- WORK TO DO
Output every entry exactly, from the first line to the last.

- Stored records
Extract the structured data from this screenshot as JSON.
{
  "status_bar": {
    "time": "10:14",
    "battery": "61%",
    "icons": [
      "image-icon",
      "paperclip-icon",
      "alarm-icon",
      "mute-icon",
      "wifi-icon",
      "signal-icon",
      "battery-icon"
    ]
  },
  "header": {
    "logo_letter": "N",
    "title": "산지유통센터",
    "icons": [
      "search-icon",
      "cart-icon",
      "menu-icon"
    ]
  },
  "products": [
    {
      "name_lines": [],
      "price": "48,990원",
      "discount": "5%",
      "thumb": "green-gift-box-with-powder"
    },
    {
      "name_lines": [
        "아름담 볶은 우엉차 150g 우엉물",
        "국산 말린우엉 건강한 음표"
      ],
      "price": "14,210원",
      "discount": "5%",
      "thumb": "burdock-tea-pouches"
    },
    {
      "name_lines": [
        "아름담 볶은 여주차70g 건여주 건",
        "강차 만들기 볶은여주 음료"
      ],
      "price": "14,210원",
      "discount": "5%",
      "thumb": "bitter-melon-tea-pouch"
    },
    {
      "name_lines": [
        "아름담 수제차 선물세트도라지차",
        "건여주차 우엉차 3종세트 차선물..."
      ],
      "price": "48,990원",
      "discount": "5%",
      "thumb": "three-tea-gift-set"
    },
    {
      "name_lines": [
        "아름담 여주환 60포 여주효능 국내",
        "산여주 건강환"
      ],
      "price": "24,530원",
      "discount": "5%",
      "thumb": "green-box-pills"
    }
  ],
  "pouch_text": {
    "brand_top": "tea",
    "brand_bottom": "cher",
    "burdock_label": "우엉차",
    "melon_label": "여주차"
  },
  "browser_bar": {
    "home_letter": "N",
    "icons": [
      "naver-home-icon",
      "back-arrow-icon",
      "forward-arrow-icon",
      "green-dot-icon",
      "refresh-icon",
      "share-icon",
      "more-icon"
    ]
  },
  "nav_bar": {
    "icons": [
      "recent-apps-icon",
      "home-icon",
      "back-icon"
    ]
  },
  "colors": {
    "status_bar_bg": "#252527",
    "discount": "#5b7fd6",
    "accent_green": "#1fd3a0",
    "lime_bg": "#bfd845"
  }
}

- ANSWER TO THE EXERCISE
Extract the structured data from this screenshot as JSON.
{
  "status_bar": {
    "time": "10:14",
    "battery": "61%",
    "icons": [
      "image-icon",
      "paperclip-icon",
      "alarm-icon",
      "mute-icon",
      "wifi-icon",
      "signal-icon",
      "battery-icon"
    ]
  },
  "header": {
    "logo_letter": "N",
    "title": "산지유통센터",
    "icons": [
      "search-icon",
      "cart-icon",
      "menu-icon"
    ]
  },
  "products": [
    {
      "name_lines": [],
      "price": "48,990원",
      "discount": "5%",
      "thumb": "green-gift-box-with-powder"
    },
    {
      "name_lines": [
        "아름담 볶은 우엉차 150g 우엉물",
        "국산 말린우엉 건강한 음표"
      ],
      "price": "14,210원",
      "discount": "5%",
      "thumb": "burdock-tea-pouches"
    },
    {
      "name_lines": [
        "아름담 볶은 여주차70g 건여주 건",
        "강차 만들기 볶은여주 음료"
      ],
      "price": "14,210원",
      "discount": "5%",
      "thumb": "bitter-melon-tea-pouch"
    },
    {
      "name_lines": [
        "아름담 수제차 선물세트도라지차",
        "건여주차 우엉차 3종세트 차선물..."
      ],
      "price": "48,990원",
      "discount": "5%",
      "thumb": "three-tea-gift-set"
    },
    {
      "name_lines": [
        "아름담 여주환 60포 여주효능 국내",
        "산여주 건강환"
      ],
      "price": "24,530원",
      "discount": "5%",
      "thumb": "green-box-pills"
    }
  ],
  "pouch_text": {
    "brand_top": "tea",
    "brand_bottom": "cher",
    "burdock_label": "우엉차",
    "melon_label": "여주차"
  },
  "browser_bar": {
    "home_letter": "N",
    "icons": [
      "naver-home-icon",
      "back-arrow-icon",
      "forward-arrow-icon",
      "green-dot-icon",
      "refresh-icon",
      "share-icon",
      "more-icon"
    ]
  },
  "nav_bar": {
    "icons": [
      "recent-apps-icon",
      "home-icon",
      "back-icon"
    ]
  },
  "colors": {
    "status_bar_bg": "#252527",
    "discount": "#5b7fd6",
    "accent_green": "#1fd3a0",
    "lime_bg": "#bfd845"
  }
}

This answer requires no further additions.